REQUIRED TASK:
Each entry in the listing below should be restated word for word.

- - - -

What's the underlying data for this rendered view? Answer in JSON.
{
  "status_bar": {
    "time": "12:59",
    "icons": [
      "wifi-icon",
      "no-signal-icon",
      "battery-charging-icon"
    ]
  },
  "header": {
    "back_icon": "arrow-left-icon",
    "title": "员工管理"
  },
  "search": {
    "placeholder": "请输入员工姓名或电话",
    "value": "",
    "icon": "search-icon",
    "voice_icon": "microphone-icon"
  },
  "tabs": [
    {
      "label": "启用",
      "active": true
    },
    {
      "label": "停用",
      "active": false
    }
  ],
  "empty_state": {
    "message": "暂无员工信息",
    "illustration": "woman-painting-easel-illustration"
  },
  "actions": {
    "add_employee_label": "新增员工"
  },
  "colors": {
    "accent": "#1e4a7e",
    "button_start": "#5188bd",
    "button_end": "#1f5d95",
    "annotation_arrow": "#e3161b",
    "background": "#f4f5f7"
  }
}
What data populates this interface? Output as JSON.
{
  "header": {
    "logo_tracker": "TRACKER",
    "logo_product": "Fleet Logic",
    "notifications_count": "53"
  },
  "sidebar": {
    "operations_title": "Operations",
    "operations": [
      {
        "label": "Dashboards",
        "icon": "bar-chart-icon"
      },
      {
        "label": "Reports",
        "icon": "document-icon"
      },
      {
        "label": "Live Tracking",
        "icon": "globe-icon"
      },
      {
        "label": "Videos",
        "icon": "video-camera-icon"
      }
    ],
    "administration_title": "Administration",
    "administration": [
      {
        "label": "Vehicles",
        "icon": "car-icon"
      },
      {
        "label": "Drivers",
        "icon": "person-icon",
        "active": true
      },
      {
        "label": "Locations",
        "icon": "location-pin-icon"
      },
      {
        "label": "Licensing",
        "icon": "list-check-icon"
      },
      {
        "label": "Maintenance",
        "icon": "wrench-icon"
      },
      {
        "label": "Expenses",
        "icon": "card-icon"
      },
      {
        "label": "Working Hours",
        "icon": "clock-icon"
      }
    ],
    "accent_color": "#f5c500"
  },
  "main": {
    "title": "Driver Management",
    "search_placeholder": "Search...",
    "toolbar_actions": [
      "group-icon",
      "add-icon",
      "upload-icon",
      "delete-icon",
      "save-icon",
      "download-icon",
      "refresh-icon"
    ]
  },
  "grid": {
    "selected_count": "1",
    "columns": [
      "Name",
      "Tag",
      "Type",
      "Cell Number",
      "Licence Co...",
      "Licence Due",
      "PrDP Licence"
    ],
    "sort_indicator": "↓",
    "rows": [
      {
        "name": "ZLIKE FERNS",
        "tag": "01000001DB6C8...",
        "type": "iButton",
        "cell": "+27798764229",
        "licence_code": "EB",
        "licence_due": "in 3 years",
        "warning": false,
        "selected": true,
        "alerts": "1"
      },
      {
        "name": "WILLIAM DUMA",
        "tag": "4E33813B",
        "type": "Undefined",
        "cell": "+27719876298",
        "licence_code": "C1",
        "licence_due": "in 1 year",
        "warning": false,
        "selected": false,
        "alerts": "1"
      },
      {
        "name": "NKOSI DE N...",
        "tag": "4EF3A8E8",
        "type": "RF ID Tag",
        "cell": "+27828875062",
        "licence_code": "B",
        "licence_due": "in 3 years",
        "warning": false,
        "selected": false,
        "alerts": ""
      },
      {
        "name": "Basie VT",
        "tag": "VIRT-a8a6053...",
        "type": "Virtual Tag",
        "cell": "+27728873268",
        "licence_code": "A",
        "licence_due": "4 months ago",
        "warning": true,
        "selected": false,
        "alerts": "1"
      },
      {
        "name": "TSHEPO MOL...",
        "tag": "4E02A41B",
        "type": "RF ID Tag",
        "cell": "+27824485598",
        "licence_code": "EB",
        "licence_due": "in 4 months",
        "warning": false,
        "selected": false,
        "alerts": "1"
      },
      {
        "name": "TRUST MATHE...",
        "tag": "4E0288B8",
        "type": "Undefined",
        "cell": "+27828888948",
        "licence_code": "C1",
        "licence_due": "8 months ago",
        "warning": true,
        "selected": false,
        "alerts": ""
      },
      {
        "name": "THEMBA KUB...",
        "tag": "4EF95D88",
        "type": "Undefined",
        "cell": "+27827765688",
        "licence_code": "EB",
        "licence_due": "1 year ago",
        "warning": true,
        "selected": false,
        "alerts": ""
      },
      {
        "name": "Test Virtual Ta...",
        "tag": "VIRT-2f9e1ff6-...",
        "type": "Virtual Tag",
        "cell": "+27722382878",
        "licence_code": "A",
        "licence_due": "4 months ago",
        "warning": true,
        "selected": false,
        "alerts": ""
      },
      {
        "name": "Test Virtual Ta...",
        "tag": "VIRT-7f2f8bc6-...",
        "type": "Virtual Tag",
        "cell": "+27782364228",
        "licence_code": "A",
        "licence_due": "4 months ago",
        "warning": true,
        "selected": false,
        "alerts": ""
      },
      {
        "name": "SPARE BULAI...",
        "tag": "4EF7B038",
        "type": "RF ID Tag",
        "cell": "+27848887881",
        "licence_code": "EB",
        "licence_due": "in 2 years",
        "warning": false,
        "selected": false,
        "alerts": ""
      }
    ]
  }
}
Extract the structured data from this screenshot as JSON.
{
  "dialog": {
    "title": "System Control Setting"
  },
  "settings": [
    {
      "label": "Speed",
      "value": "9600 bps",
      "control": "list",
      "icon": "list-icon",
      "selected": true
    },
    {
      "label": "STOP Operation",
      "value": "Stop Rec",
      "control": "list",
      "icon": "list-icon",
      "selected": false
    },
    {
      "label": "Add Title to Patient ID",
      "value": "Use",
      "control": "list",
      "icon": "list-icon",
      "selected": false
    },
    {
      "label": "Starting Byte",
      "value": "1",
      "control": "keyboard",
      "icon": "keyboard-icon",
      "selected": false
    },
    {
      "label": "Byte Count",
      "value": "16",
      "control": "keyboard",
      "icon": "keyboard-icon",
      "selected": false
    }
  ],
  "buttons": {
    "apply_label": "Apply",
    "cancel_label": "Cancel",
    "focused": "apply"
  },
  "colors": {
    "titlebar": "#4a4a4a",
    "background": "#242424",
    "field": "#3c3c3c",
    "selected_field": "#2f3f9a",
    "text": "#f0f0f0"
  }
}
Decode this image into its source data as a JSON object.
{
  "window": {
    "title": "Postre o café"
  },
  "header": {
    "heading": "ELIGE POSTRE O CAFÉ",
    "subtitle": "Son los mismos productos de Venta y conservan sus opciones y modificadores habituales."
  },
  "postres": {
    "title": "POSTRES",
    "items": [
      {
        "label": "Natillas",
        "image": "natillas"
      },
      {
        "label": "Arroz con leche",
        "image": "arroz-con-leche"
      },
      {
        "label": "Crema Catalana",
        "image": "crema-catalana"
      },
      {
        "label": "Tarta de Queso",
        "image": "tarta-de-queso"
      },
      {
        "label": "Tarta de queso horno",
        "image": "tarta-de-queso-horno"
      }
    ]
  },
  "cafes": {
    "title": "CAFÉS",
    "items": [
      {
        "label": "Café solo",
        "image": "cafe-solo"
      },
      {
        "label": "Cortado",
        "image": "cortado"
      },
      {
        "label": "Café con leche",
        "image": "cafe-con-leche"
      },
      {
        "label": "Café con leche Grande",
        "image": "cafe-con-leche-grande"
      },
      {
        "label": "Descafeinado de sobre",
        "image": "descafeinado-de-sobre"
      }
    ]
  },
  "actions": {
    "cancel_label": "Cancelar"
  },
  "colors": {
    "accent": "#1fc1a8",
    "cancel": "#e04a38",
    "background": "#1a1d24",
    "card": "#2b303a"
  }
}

- - - -

OUTPUT OF THE EXERCISE:
What's the underlying data for this rendered view? Answer in JSON.
{
  "status_bar": {
    "time": "12:59",
    "icons": [
      "wifi-icon",
      "no-signal-icon",
      "battery-charging-icon"
    ]
  },
  "header": {
    "back_icon": "arrow-left-icon",
    "title": "员工管理"
  },
  "search": {
    "placeholder": "请输入员工姓名或电话",
    "value": "",
    "icon": "search-icon",
    "voice_icon": "microphone-icon"
  },
  "tabs": [
    {
      "label": "启用",
      "active": true
    },
    {
      "label": "停用",
      "active": false
    }
  ],
  "empty_state": {
    "message": "暂无员工信息",
    "illustration": "woman-painting-easel-illustration"
  },
  "actions": {
    "add_employee_label": "新增员工"
  },
  "colors": {
    "accent": "#1e4a7e",
    "button_start": "#5188bd",
    "button_end": "#1f5d95",
    "annotation_arrow": "#e3161b",
    "background": "#f4f5f7"
  }
}
What data populates this interface? Output as JSON.
{
  "header": {
    "logo_tracker": "TRACKER",
    "logo_product": "Fleet Logic",
    "notifications_count": "53"
  },
  "sidebar": {
    "operations_title": "Operations",
    "operations": [
      {
        "label": "Dashboards",
        "icon": "bar-chart-icon"
      },
      {
        "label": "Reports",
        "icon": "document-icon"
      },
      {
        "label": "Live Tracking",
        "icon": "globe-icon"
      },
      {
        "label": "Videos",
        "icon": "video-camera-icon"
      }
    ],
    "administration_title": "Administration",
    "administration": [
      {
        "label": "Vehicles",
        "icon": "car-icon"
      },
      {
        "label": "Drivers",
        "icon": "person-icon",
        "active": true
      },
      {
        "label": "Locations",
        "icon": "location-pin-icon"
      },
      {
        "label": "Licensing",
        "icon": "list-check-icon"
      },
      {
        "label": "Maintenance",
        "icon": "wrench-icon"
      },
      {
        "label": "Expenses",
        "icon": "card-icon"
      },
      {
        "label": "Working Hours",
        "icon": "clock-icon"
      }
    ],
    "accent_color": "#f5c500"
  },
  "main": {
    "title": "Driver Management",
    "search_placeholder": "Search...",
    "toolbar_actions": [
      "group-icon",
      "add-icon",
      "upload-icon",
      "delete-icon",
      "save-icon",
      "download-icon",
      "refresh-icon"
    ]
  },
  "grid": {
    "selected_count": "1",
    "columns": [
      "Name",
      "Tag",
      "Type",
      "Cell Number",
      "Licence Co...",
      "Licence Due",
      "PrDP Licence"
    ],
    "sort_indicator": "↓",
    "rows": [
      {
        "name": "ZLIKE FERNS",
        "tag": "01000001DB6C8...",
        "type": "iButton",
        "cell": "+27798764229",
        "licence_code": "EB",
        "licence_due": "in 3 years",
        "warning": false,
        "selected": true,
        "alerts": "1"
      },
      {
        "name": "WILLIAM DUMA",
        "tag": "4E33813B",
        "type": "Undefined",
        "cell": "+27719876298",
        "licence_code": "C1",
        "licence_due": "in 1 year",
        "warning": false,
        "selected": false,
        "alerts": "1"
      },
      {
        "name": "NKOSI DE N...",
        "tag": "4EF3A8E8",
        "type": "RF ID Tag",
        "cell": "+27828875062",
        "licence_code": "B",
        "licence_due": "in 3 years",
        "warning": false,
        "selected": false,
        "alerts": ""
      },
      {
        "name": "Basie VT",
        "tag": "VIRT-a8a6053...",
        "type": "Virtual Tag",
        "cell": "+27728873268",
        "licence_code": "A",
        "licence_due": "4 months ago",
        "warning": true,
        "selected": false,
        "alerts": "1"
      },
      {
        "name": "TSHEPO MOL...",
        "tag": "4E02A41B",
        "type": "RF ID Tag",
        "cell": "+27824485598",
        "licence_code": "EB",
        "licence_due": "in 4 months",
        "warning": false,
        "selected": false,
        "alerts": "1"
      },
      {
        "name": "TRUST MATHE...",
        "tag": "4E0288B8",
        "type": "Undefined",
        "cell": "+27828888948",
        "licence_code": "C1",
        "licence_due": "8 months ago",
        "warning": true,
        "selected": false,
        "alerts": ""
      },
      {
        "name": "THEMBA KUB...",
        "tag": "4EF95D88",
        "type": "Undefined",
        "cell": "+27827765688",
        "licence_code": "EB",
        "licence_due": "1 year ago",
        "warning": true,
        "selected": false,
        "alerts": ""
      },
      {
        "name": "Test Virtual Ta...",
        "tag": "VIRT-2f9e1ff6-...",
        "type": "Virtual Tag",
        "cell": "+27722382878",
        "licence_code": "A",
        "licence_due": "4 months ago",
        "warning": true,
        "selected": false,
        "alerts": ""
      },
      {
        "name": "Test Virtual Ta...",
        "tag": "VIRT-7f2f8bc6-...",
        "type": "Virtual Tag",
        "cell": "+27782364228",
        "licence_code": "A",
        "licence_due": "4 months ago",
        "warning": true,
        "selected": false,
        "alerts": ""
      },
      {
        "name": "SPARE BULAI...",
        "tag": "4EF7B038",
        "type": "RF ID Tag",
        "cell": "+27848887881",
        "licence_code": "EB",
        "licence_due": "in 2 years",
        "warning": false,
        "selected": false,
        "alerts": ""
      }
    ]
  }
}
Extract the structured data from this screenshot as JSON.
{
  "dialog": {
    "title": "System Control Setting"
  },
  "settings": [
    {
      "label": "Speed",
      "value": "9600 bps",
      "control": "list",
      "icon": "list-icon",
      "selected": true
    },
    {
      "label": "STOP Operation",
      "value": "Stop Rec",
      "control": "list",
      "icon": "list-icon",
      "selected": false
    },
    {
      "label": "Add Title to Patient ID",
      "value": "Use",
      "control": "list",
      "icon": "list-icon",
      "selected": false
    },
    {
      "label": "Starting Byte",
      "value": "1",
      "control": "keyboard",
      "icon": "keyboard-icon",
      "selected": false
    },
    {
      "label": "Byte Count",
      "value": "16",
      "control": "keyboard",
      "icon": "keyboard-icon",
      "selected": false
    }
  ],
  "buttons": {
    "apply_label": "Apply",
    "cancel_label": "Cancel",
    "focused": "apply"
  },
  "colors": {
    "titlebar": "#4a4a4a",
    "background": "#242424",
    "field": "#3c3c3c",
    "selected_field": "#2f3f9a",
    "text": "#f0f0f0"
  }
}
Decode this image into its source data as a JSON object.
{
  "window": {
    "title": "Postre o café"
  },
  "header": {
    "heading": "ELIGE POSTRE O CAFÉ",
    "subtitle": "Son los mismos productos de Venta y conservan sus opciones y modificadores habituales."
  },
  "postres": {
    "title": "POSTRES",
    "items": [
      {
        "label": "Natillas",
        "image": "natillas"
      },
      {
        "label": "Arroz con leche",
        "image": "arroz-con-leche"
      },
      {
        "label": "Crema Catalana",
        "image": "crema-catalana"
      },
      {
        "label": "Tarta de Queso",
        "image": "tarta-de-queso"
      },
      {
        "label": "Tarta de queso horno",
        "image": "tarta-de-queso-horno"
      }
    ]
  },
  "cafes": {
    "title": "CAFÉS",
    "items": [
      {
        "label": "Café solo",
        "image": "cafe-solo"
      },
      {
        "label": "Cortado",
        "image": "cortado"
      },
      {
        "label": "Café con leche",
        "image": "cafe-con-leche"
      },
      {
        "label": "Café con leche Grande",
        "image": "cafe-con-leche-grande"
      },
      {
        "label": "Descafeinado de sobre",
        "image": "descafeinado-de-sobre"
      }
    ]
  },
  "actions": {
    "cancel_label": "Cancelar"
  },
  "colors": {
    "accent": "#1fc1a8",
    "cancel": "#e04a38",
    "background": "#1a1d24",
    "card": "#2b303a"
  }
}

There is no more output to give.